Go through the listing below and list every line with "Check".

── Exercise materials

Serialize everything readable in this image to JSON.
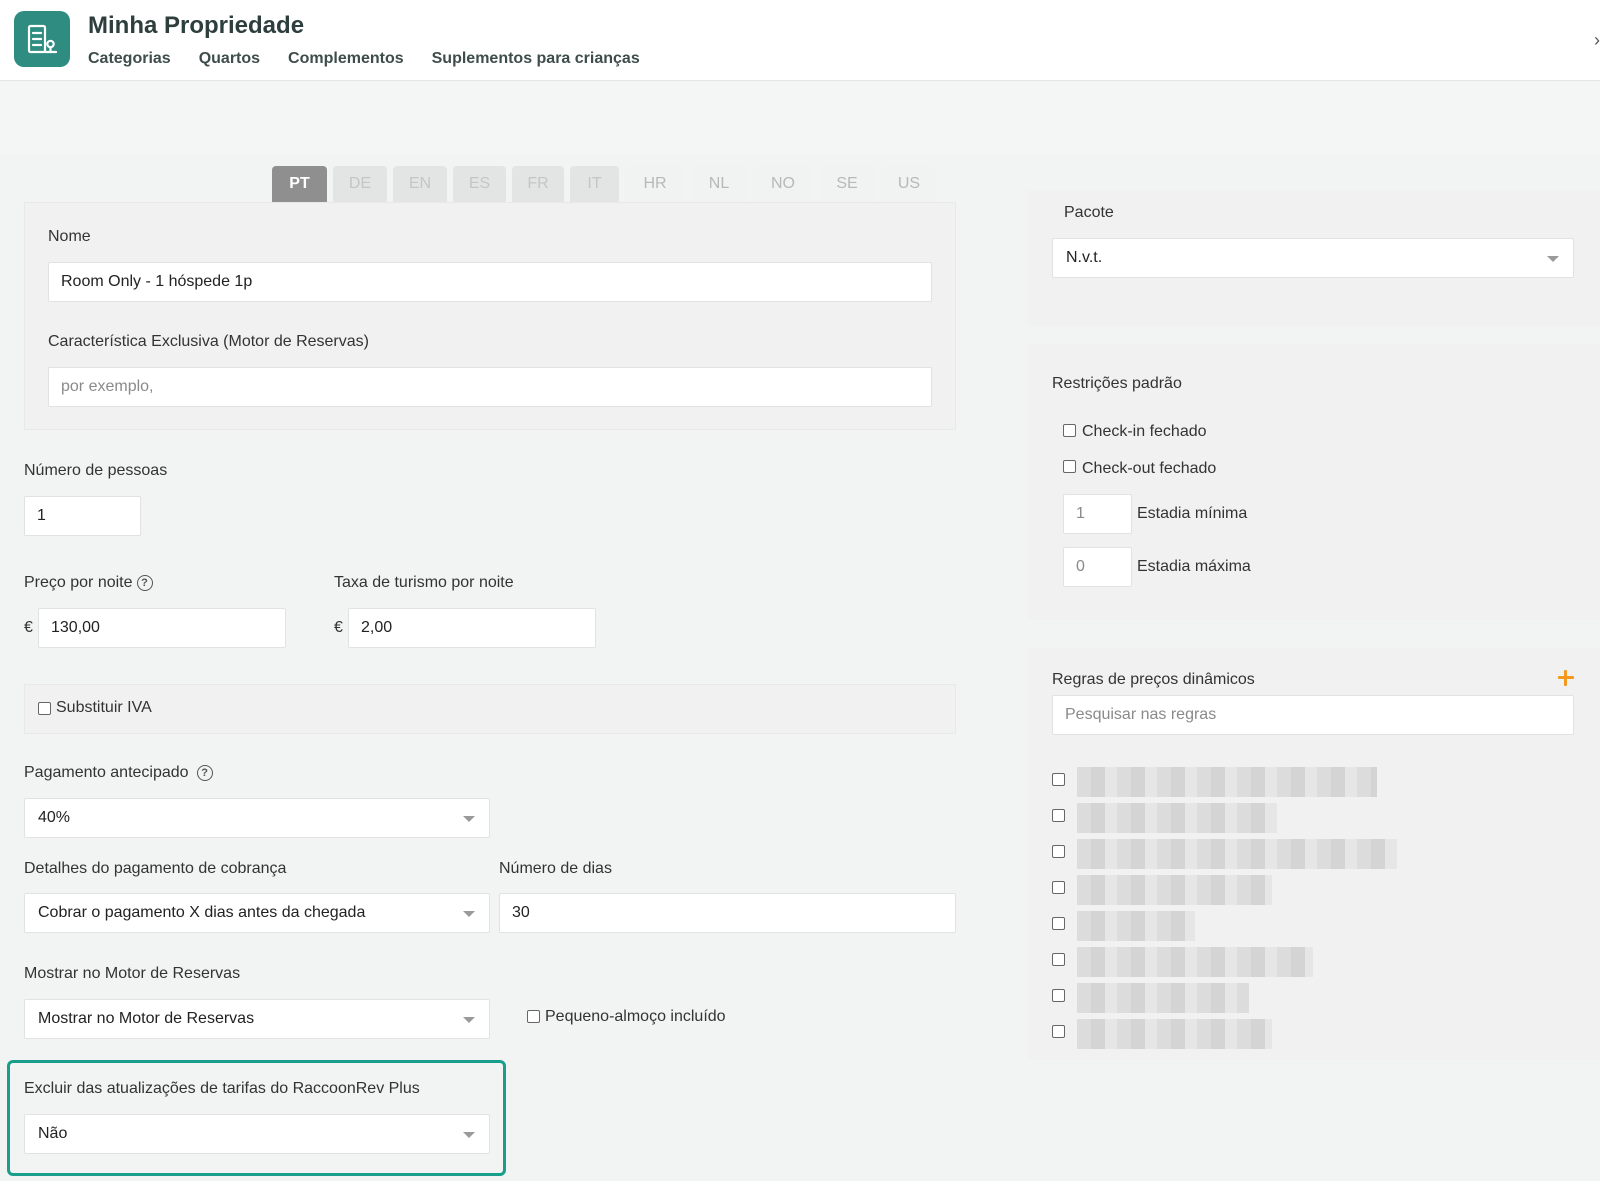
{
  "header": {
    "title": "Minha Propriedade",
    "nav": [
      "Categorias",
      "Quartos",
      "Complementos",
      "Suplementos para crianças"
    ],
    "edge_glyph": "›"
  },
  "languages": [
    {
      "code": "PT",
      "state": "active"
    },
    {
      "code": "DE",
      "state": "filled"
    },
    {
      "code": "EN",
      "state": "filled"
    },
    {
      "code": "ES",
      "state": "filled"
    },
    {
      "code": "FR",
      "state": "filled"
    },
    {
      "code": "IT",
      "state": "filled"
    },
    {
      "code": "HR",
      "state": "plain"
    },
    {
      "code": "NL",
      "state": "plain"
    },
    {
      "code": "NO",
      "state": "plain"
    },
    {
      "code": "SE",
      "state": "plain"
    },
    {
      "code": "US",
      "state": "plain"
    }
  ],
  "form": {
    "name_label": "Nome",
    "name_value": "Room Only - 1 hóspede 1p",
    "feature_label": "Característica Exclusiva (Motor de Reservas)",
    "feature_placeholder": "por exemplo,",
    "persons_label": "Número de pessoas",
    "persons_value": "1",
    "price_label": "Preço por noite",
    "price_currency": "€",
    "price_value": "130,00",
    "tax_label": "Taxa de turismo por noite",
    "tax_currency": "€",
    "tax_value": "2,00",
    "vat_label": "Substituir IVA",
    "prepay_label": "Pagamento antecipado",
    "prepay_value": "40%",
    "charge_label": "Detalhes do pagamento de cobrança",
    "charge_value": "Cobrar o pagamento X dias antes da chegada",
    "days_label": "Número de dias",
    "days_value": "30",
    "show_label": "Mostrar no Motor de Reservas",
    "show_value": "Mostrar no Motor de Reservas",
    "breakfast_label": "Pequeno-almoço incluído",
    "exclude_label": "Excluir das atualizações de tarifas do RaccoonRev Plus",
    "exclude_value": "Não",
    "help_glyph": "?"
  },
  "sidebar": {
    "package_label": "Pacote",
    "package_value": "N.v.t.",
    "restrictions_title": "Restrições padrão",
    "checkin_closed": "Check-in fechado",
    "checkout_closed": "Check-out fechado",
    "min_stay_value": "1",
    "min_stay_label": "Estadia mínima",
    "max_stay_value": "0",
    "max_stay_label": "Estadia máxima",
    "rules_title": "Regras de preços dinâmicos",
    "rules_search_placeholder": "Pesquisar nas regras",
    "rules_count_visible": 8
  },
  "colors": {
    "brand": "#2e8c80",
    "highlight": "#1a9e8c",
    "add_accent": "#f39a1e"
  }
}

────

** Answer to this task **
    "checkin_closed": "Check-in fechado",
    "checkout_closed": "Check-out fechado",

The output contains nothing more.